### TO DO
Images are not part of the copy; transcribe all the data exactly.

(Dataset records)
━━━━━━
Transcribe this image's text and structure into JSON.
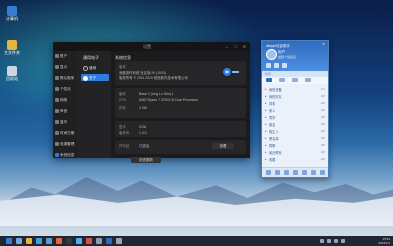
{
  "desktop": {
    "icons": [
      {
        "label": "计算机",
        "color": "#3a7bd5",
        "icon": "computer-icon"
      },
      {
        "label": "主文件夹",
        "color": "#e6b63a",
        "icon": "folder-icon"
      },
      {
        "label": "回收站",
        "color": "#cfd6df",
        "icon": "trash-icon"
      }
    ]
  },
  "settings_window": {
    "title": "设置",
    "sidebar": [
      {
        "label": "账户",
        "icon": "account-icon"
      },
      {
        "label": "显示",
        "icon": "display-icon"
      },
      {
        "label": "默认程序",
        "icon": "default-apps-icon"
      },
      {
        "label": "个性化",
        "icon": "personalization-icon"
      },
      {
        "label": "网络",
        "icon": "network-icon"
      },
      {
        "label": "声音",
        "icon": "sound-icon"
      },
      {
        "label": "蓝牙",
        "icon": "bluetooth-icon"
      },
      {
        "label": "时间日期",
        "icon": "datetime-icon"
      },
      {
        "label": "电源管理",
        "icon": "power-icon"
      },
      {
        "label": "系统信息",
        "icon": "system-info-icon"
      }
    ],
    "middle": {
      "header": "通用电子",
      "options": [
        {
          "label": "通用",
          "selected": false
        },
        {
          "label": "关于",
          "selected": true
        }
      ]
    },
    "content": {
      "header": "系统信息",
      "about_label": "版本",
      "about_text_1": "深度操作系统 社区版 20 (1003)",
      "about_text_2": "版权所有 © 2011-2020 统信软件技术有限公司",
      "rows": [
        {
          "key": "版本",
          "value": "Base 1 (Ling Lu Shu) 1"
        },
        {
          "key": "CPU",
          "value": "AMD Ryzen 7 3700X 8-Core Processor"
        },
        {
          "key": "内存",
          "value": "4 GB"
        },
        {
          "key": "显卡",
          "value": "VGA"
        },
        {
          "key": "版本号",
          "value": "1.0.0"
        },
        {
          "key": "许可证",
          "value": "已激活"
        }
      ],
      "button_license": "查看",
      "button_update": "检查更新"
    }
  },
  "side_panel": {
    "title": "deepin社区助手",
    "username": "用户",
    "signature": "编辑个性签名",
    "search_placeholder": "搜索",
    "groups": [
      {
        "label": "我的设备",
        "count": "1/1"
      },
      {
        "label": "我的好友",
        "count": "0/0"
      },
      {
        "label": "同事",
        "count": "0/0"
      },
      {
        "label": "家人",
        "count": "0/0"
      },
      {
        "label": "同学",
        "count": "0/0"
      },
      {
        "label": "朋友",
        "count": "0/0"
      },
      {
        "label": "陌生人",
        "count": "0/0"
      },
      {
        "label": "黑名单",
        "count": "0/0"
      },
      {
        "label": "群聊",
        "count": "0/0"
      },
      {
        "label": "最近联系",
        "count": "0/0"
      },
      {
        "label": "收藏",
        "count": "0/0"
      }
    ]
  },
  "taskbar": {
    "items": [
      {
        "icon": "launcher-icon",
        "color": "#3a7bd5"
      },
      {
        "icon": "multitask-icon",
        "color": "#6fa8dc"
      },
      {
        "icon": "file-manager-icon",
        "color": "#e6b63a"
      },
      {
        "icon": "browser-icon",
        "color": "#3aa0e8"
      },
      {
        "icon": "mail-icon",
        "color": "#5b9bd5"
      },
      {
        "icon": "music-icon",
        "color": "#e8663a"
      },
      {
        "icon": "terminal-icon",
        "color": "#333a44"
      },
      {
        "icon": "store-icon",
        "color": "#4fb0f0"
      },
      {
        "icon": "video-icon",
        "color": "#d84f4f"
      },
      {
        "icon": "settings-icon",
        "color": "#8a9bb4"
      },
      {
        "icon": "chat-icon",
        "color": "#2f6cc0"
      },
      {
        "icon": "trash-icon",
        "color": "#9aa4b4"
      }
    ],
    "time": "15:53",
    "date": "2024/1/1"
  }
}
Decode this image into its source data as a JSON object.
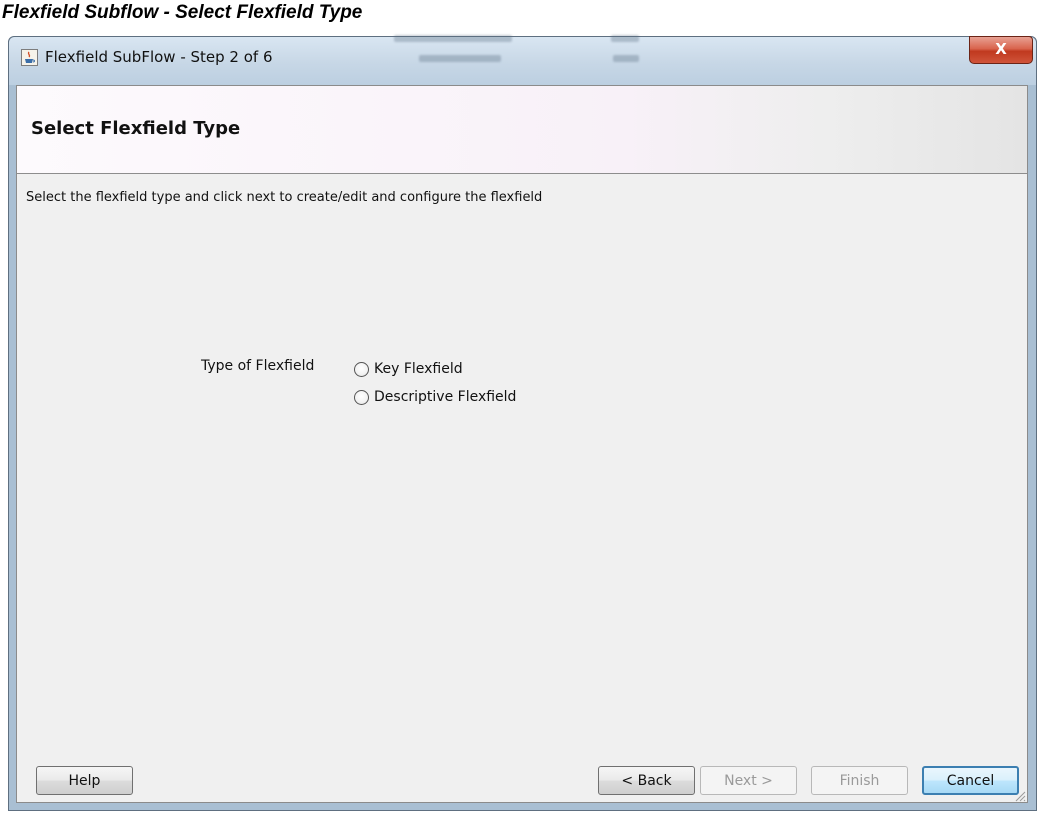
{
  "caption": "Flexfield Subflow - Select Flexfield Type",
  "window": {
    "title": "Flexfield SubFlow - Step 2 of 6",
    "close_label": "X"
  },
  "header": {
    "title": "Select Flexfield Type"
  },
  "instructions": "Select the flexfield type and click next to create/edit and configure the flexfield",
  "form": {
    "type_label": "Type of Flexfield",
    "options": [
      {
        "label": "Key Flexfield",
        "selected": false
      },
      {
        "label": "Descriptive Flexfield",
        "selected": false
      }
    ]
  },
  "buttons": {
    "help": {
      "label": "Help",
      "enabled": true
    },
    "back": {
      "label": "< Back",
      "enabled": true
    },
    "next": {
      "label": "Next >",
      "enabled": false
    },
    "finish": {
      "label": "Finish",
      "enabled": false
    },
    "cancel": {
      "label": "Cancel",
      "enabled": true
    }
  }
}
━━━━━━
### WRITTEN ANSWER
Transcribe this image's text and structure into JSON.
{
  "desktop": {
    "icons": [
      {
        "label": "计算机",
        "color": "#3a7bd5",
        "icon": "computer-icon"
      },
      {
        "label": "主文件夹",
        "color": "#e6b63a",
        "icon": "folder-icon"
      },
      {
        "label": "回收站",
        "color": "#cfd6df",
        "icon": "trash-icon"
      }
    ]
  },
  "settings_window": {
    "title": "设置",
    "sidebar": [
      {
        "label": "账户",
        "icon": "account-icon"
      },
      {
        "label": "显示",
        "icon": "display-icon"
      },
      {
        "label": "默认程序",
        "icon": "default-apps-icon"
      },
      {
        "label": "个性化",
        "icon": "personalization-icon"
      },
      {
        "label": "网络",
        "icon": "network-icon"
      },
      {
        "label": "声音",
        "icon": "sound-icon"
      },
      {
        "label": "蓝牙",
        "icon": "bluetooth-icon"
      },
      {
        "label": "时间日期",
        "icon": "datetime-icon"
      },
      {
        "label": "电源管理",
        "icon": "power-icon"
      },
      {
        "label": "系统信息",
        "icon": "system-info-icon"
      }
    ],
    "middle": {
      "header": "通用电子",
      "options": [
        {
          "label": "通用",
          "selected": false
        },
        {
          "label": "关于",
          "selected": true
        }
      ]
    },
    "content": {
      "header": "系统信息",
      "about_label": "版本",
      "about_text_1": "深度操作系统 社区版 20 (1003)",
      "about_text_2": "版权所有 © 2011-2020 统信软件技术有限公司",
      "rows": [
        {
          "key": "版本",
          "value": "Base 1 (Ling Lu Shu) 1"
        },
        {
          "key": "CPU",
          "value": "AMD Ryzen 7 3700X 8-Core Processor"
        },
        {
          "key": "内存",
          "value": "4 GB"
        },
        {
          "key": "显卡",
          "value": "VGA"
        },
        {
          "key": "版本号",
          "value": "1.0.0"
        },
        {
          "key": "许可证",
          "value": "已激活"
        }
      ],
      "button_license": "查看",
      "button_update": "检查更新"
    }
  },
  "side_panel": {
    "title": "deepin社区助手",
    "username": "用户",
    "signature": "编辑个性签名",
    "search_placeholder": "搜索",
    "groups": [
      {
        "label": "我的设备",
        "count": "1/1"
      },
      {
        "label": "我的好友",
        "count": "0/0"
      },
      {
        "label": "同事",
        "count": "0/0"
      },
      {
        "label": "家人",
        "count": "0/0"
      },
      {
        "label": "同学",
        "count": "0/0"
      },
      {
        "label": "朋友",
        "count": "0/0"
      },
      {
        "label": "陌生人",
        "count": "0/0"
      },
      {
        "label": "黑名单",
        "count": "0/0"
      },
      {
        "label": "群聊",
        "count": "0/0"
      },
      {
        "label": "最近联系",
        "count": "0/0"
      },
      {
        "label": "收藏",
        "count": "0/0"
      }
    ]
  },
  "taskbar": {
    "items": [
      {
        "icon": "launcher-icon",
        "color": "#3a7bd5"
      },
      {
        "icon": "multitask-icon",
        "color": "#6fa8dc"
      },
      {
        "icon": "file-manager-icon",
        "color": "#e6b63a"
      },
      {
        "icon": "browser-icon",
        "color": "#3aa0e8"
      },
      {
        "icon": "mail-icon",
        "color": "#5b9bd5"
      },
      {
        "icon": "music-icon",
        "color": "#e8663a"
      },
      {
        "icon": "terminal-icon",
        "color": "#333a44"
      },
      {
        "icon": "store-icon",
        "color": "#4fb0f0"
      },
      {
        "icon": "video-icon",
        "color": "#d84f4f"
      },
      {
        "icon": "settings-icon",
        "color": "#8a9bb4"
      },
      {
        "icon": "chat-icon",
        "color": "#2f6cc0"
      },
      {
        "icon": "trash-icon",
        "color": "#9aa4b4"
      }
    ],
    "time": "15:53",
    "date": "2024/1/1"
  }
}
Decode this image into its source data as a JSON object.
{
  "caption": "Flexfield Subflow - Select Flexfield Type",
  "window": {
    "title": "Flexfield SubFlow - Step 2 of 6",
    "close_label": "X"
  },
  "header": {
    "title": "Select Flexfield Type"
  },
  "instructions": "Select the flexfield type and click next to create/edit and configure the flexfield",
  "form": {
    "type_label": "Type of Flexfield",
    "options": [
      {
        "label": "Key Flexfield",
        "selected": false
      },
      {
        "label": "Descriptive Flexfield",
        "selected": false
      }
    ]
  },
  "buttons": {
    "help": {
      "label": "Help",
      "enabled": true
    },
    "back": {
      "label": "< Back",
      "enabled": true
    },
    "next": {
      "label": "Next >",
      "enabled": false
    },
    "finish": {
      "label": "Finish",
      "enabled": false
    },
    "cancel": {
      "label": "Cancel",
      "enabled": true
    }
  }
}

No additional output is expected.